Direction ▸ Gather all lines in the entries that include the word "change".
○ ○ ○ ○ ○
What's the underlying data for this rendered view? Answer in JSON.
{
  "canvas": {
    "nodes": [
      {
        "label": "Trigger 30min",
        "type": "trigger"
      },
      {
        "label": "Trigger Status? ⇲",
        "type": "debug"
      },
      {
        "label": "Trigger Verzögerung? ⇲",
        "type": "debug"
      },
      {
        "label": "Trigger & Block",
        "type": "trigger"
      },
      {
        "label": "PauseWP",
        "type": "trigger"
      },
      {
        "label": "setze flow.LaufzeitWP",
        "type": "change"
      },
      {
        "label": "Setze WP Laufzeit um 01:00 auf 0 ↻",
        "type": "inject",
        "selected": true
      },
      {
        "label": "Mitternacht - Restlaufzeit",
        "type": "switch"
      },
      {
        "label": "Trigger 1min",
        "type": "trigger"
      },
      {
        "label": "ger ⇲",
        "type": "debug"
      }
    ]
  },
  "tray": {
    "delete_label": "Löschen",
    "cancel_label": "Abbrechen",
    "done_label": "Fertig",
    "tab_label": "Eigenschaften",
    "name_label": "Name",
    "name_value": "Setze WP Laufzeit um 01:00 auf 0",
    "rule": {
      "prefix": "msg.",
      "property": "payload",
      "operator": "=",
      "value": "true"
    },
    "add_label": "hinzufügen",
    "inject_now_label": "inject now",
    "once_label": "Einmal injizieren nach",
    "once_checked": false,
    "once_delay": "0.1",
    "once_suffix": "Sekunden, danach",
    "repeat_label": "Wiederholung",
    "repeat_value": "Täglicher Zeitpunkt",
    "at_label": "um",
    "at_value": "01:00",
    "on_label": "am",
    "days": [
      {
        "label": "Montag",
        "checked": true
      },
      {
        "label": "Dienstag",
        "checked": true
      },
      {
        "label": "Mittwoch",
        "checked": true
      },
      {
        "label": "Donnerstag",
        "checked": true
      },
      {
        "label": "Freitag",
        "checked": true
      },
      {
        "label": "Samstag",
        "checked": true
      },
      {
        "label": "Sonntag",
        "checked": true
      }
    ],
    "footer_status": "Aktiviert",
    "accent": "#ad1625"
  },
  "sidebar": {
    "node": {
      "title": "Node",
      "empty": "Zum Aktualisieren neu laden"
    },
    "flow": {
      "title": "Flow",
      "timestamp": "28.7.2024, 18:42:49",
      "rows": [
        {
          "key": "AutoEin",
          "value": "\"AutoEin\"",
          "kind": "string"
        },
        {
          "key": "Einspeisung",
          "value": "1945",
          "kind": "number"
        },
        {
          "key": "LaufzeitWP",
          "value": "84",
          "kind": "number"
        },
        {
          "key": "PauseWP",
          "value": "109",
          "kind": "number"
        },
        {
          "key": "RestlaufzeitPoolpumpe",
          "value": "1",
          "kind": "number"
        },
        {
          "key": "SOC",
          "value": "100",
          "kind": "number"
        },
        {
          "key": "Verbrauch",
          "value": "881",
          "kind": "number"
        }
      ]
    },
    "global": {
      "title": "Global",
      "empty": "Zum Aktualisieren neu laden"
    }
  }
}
○ ○ ○ ○ ○
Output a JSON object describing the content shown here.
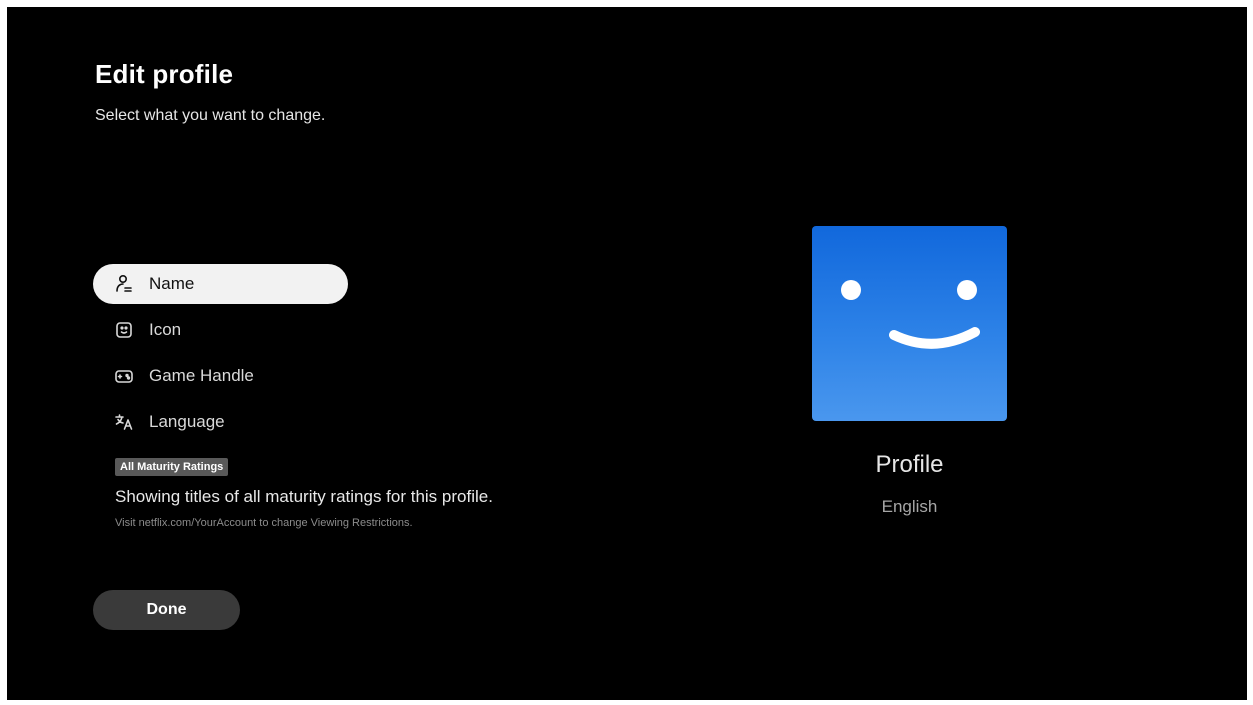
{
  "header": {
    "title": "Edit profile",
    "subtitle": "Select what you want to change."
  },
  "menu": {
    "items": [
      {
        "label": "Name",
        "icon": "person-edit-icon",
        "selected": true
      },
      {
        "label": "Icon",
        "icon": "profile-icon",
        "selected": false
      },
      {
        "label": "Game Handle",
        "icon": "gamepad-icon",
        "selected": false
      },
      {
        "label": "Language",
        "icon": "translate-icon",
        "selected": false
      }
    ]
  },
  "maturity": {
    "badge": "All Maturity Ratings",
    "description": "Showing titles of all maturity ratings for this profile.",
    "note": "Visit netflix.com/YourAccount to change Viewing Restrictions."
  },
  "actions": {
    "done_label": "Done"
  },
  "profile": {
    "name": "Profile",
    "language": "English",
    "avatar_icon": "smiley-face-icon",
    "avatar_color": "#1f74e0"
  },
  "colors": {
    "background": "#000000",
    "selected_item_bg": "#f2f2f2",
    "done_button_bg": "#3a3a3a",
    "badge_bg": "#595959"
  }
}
○ ○ ○ ○ ○
Solution ▸
        "type": "change"
    "subtitle": "Select what you want to change."
    "note": "Visit netflix.com/YourAccount to change Viewing Restrictions."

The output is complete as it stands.